▶ **Directive**: Repeat all of the material below exactly as written, images excluded.
>> START The input
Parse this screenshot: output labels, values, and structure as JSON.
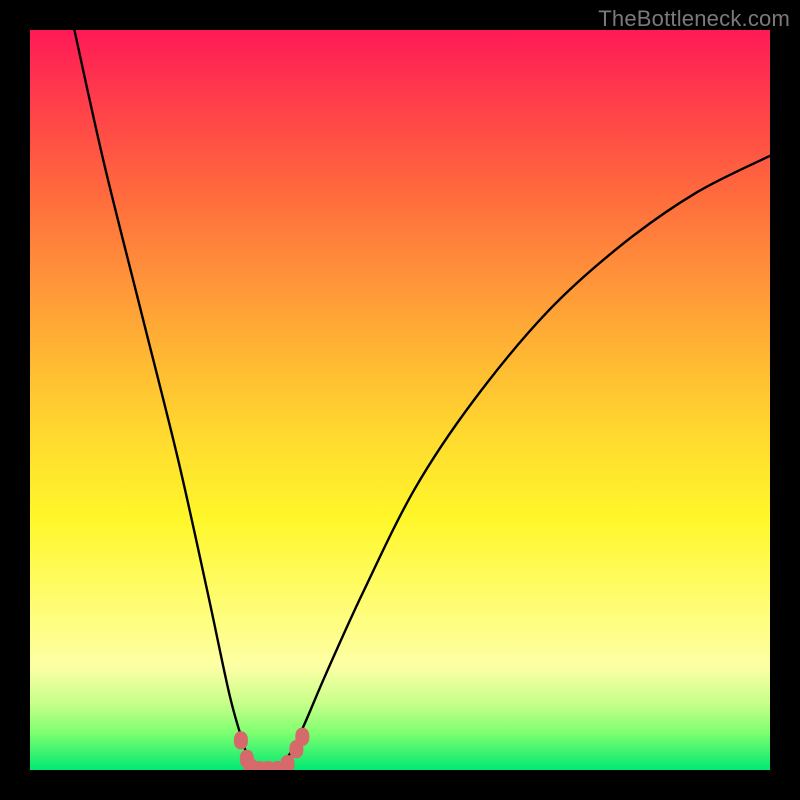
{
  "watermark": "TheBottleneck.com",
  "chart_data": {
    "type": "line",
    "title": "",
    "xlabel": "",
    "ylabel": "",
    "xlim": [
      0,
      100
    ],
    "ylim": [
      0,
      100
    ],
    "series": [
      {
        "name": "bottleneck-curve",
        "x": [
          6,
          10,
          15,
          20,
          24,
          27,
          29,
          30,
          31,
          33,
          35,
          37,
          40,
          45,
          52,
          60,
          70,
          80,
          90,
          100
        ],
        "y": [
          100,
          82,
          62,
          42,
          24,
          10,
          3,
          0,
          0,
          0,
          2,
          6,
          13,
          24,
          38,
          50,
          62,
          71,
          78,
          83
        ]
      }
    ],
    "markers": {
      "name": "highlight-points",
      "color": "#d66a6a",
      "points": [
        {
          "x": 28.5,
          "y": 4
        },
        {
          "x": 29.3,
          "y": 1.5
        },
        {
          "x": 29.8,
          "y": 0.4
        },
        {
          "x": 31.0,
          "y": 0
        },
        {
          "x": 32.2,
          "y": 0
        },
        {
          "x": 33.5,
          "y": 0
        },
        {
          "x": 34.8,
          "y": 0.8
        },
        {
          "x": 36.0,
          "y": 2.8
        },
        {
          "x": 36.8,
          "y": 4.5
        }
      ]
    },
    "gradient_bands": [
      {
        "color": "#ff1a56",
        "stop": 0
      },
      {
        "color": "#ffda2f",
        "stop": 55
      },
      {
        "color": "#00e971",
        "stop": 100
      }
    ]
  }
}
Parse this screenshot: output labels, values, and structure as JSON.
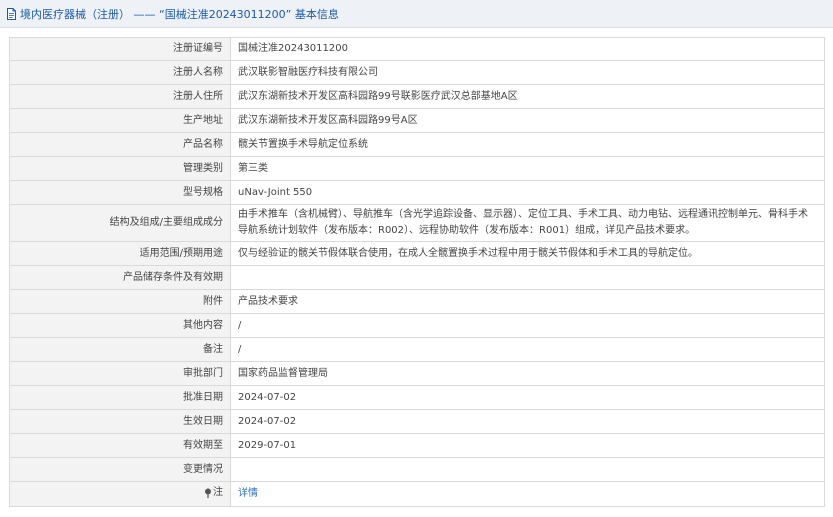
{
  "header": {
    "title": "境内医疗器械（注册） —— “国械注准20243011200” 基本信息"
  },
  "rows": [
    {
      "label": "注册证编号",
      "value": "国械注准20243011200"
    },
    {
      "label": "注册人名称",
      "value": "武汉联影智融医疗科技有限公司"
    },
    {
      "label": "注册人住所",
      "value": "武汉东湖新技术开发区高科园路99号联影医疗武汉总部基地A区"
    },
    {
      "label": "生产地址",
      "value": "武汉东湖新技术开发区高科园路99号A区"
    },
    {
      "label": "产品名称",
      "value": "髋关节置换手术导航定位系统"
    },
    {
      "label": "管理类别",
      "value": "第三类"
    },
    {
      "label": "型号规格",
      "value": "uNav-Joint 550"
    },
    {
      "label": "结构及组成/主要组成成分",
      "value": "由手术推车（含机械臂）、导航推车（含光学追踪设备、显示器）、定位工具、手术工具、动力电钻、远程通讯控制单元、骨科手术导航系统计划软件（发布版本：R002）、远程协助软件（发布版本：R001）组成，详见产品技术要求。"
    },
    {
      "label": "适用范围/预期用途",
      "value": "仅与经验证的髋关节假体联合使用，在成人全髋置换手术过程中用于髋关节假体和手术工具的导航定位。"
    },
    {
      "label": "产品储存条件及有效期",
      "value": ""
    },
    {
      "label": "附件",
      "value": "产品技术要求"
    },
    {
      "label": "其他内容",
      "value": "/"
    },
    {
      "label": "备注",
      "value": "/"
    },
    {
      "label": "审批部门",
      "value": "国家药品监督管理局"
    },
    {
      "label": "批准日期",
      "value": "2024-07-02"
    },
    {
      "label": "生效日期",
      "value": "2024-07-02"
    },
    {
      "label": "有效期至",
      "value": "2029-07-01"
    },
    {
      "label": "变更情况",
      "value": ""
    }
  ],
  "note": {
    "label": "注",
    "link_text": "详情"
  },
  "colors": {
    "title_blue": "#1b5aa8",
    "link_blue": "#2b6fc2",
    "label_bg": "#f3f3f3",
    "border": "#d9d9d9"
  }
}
>> END The input
▶ **Response to this exercise**:
Parse this screenshot: output labels, values, and structure as JSON.
{
  "watermark": "TheBottleneck.com",
  "chart_data": {
    "type": "line",
    "title": "",
    "xlabel": "",
    "ylabel": "",
    "xlim": [
      0,
      100
    ],
    "ylim": [
      0,
      100
    ],
    "series": [
      {
        "name": "bottleneck-curve",
        "x": [
          6,
          10,
          15,
          20,
          24,
          27,
          29,
          30,
          31,
          33,
          35,
          37,
          40,
          45,
          52,
          60,
          70,
          80,
          90,
          100
        ],
        "y": [
          100,
          82,
          62,
          42,
          24,
          10,
          3,
          0,
          0,
          0,
          2,
          6,
          13,
          24,
          38,
          50,
          62,
          71,
          78,
          83
        ]
      }
    ],
    "markers": {
      "name": "highlight-points",
      "color": "#d66a6a",
      "points": [
        {
          "x": 28.5,
          "y": 4
        },
        {
          "x": 29.3,
          "y": 1.5
        },
        {
          "x": 29.8,
          "y": 0.4
        },
        {
          "x": 31.0,
          "y": 0
        },
        {
          "x": 32.2,
          "y": 0
        },
        {
          "x": 33.5,
          "y": 0
        },
        {
          "x": 34.8,
          "y": 0.8
        },
        {
          "x": 36.0,
          "y": 2.8
        },
        {
          "x": 36.8,
          "y": 4.5
        }
      ]
    },
    "gradient_bands": [
      {
        "color": "#ff1a56",
        "stop": 0
      },
      {
        "color": "#ffda2f",
        "stop": 55
      },
      {
        "color": "#00e971",
        "stop": 100
      }
    ]
  }
}
Parse this screenshot: output labels, values, and structure as JSON.
{
  "header": {
    "title": "境内医疗器械（注册） —— “国械注准20243011200” 基本信息"
  },
  "rows": [
    {
      "label": "注册证编号",
      "value": "国械注准20243011200"
    },
    {
      "label": "注册人名称",
      "value": "武汉联影智融医疗科技有限公司"
    },
    {
      "label": "注册人住所",
      "value": "武汉东湖新技术开发区高科园路99号联影医疗武汉总部基地A区"
    },
    {
      "label": "生产地址",
      "value": "武汉东湖新技术开发区高科园路99号A区"
    },
    {
      "label": "产品名称",
      "value": "髋关节置换手术导航定位系统"
    },
    {
      "label": "管理类别",
      "value": "第三类"
    },
    {
      "label": "型号规格",
      "value": "uNav-Joint 550"
    },
    {
      "label": "结构及组成/主要组成成分",
      "value": "由手术推车（含机械臂）、导航推车（含光学追踪设备、显示器）、定位工具、手术工具、动力电钻、远程通讯控制单元、骨科手术导航系统计划软件（发布版本：R002）、远程协助软件（发布版本：R001）组成，详见产品技术要求。"
    },
    {
      "label": "适用范围/预期用途",
      "value": "仅与经验证的髋关节假体联合使用，在成人全髋置换手术过程中用于髋关节假体和手术工具的导航定位。"
    },
    {
      "label": "产品储存条件及有效期",
      "value": ""
    },
    {
      "label": "附件",
      "value": "产品技术要求"
    },
    {
      "label": "其他内容",
      "value": "/"
    },
    {
      "label": "备注",
      "value": "/"
    },
    {
      "label": "审批部门",
      "value": "国家药品监督管理局"
    },
    {
      "label": "批准日期",
      "value": "2024-07-02"
    },
    {
      "label": "生效日期",
      "value": "2024-07-02"
    },
    {
      "label": "有效期至",
      "value": "2029-07-01"
    },
    {
      "label": "变更情况",
      "value": ""
    }
  ],
  "note": {
    "label": "注",
    "link_text": "详情"
  },
  "colors": {
    "title_blue": "#1b5aa8",
    "link_blue": "#2b6fc2",
    "label_bg": "#f3f3f3",
    "border": "#d9d9d9"
  }
}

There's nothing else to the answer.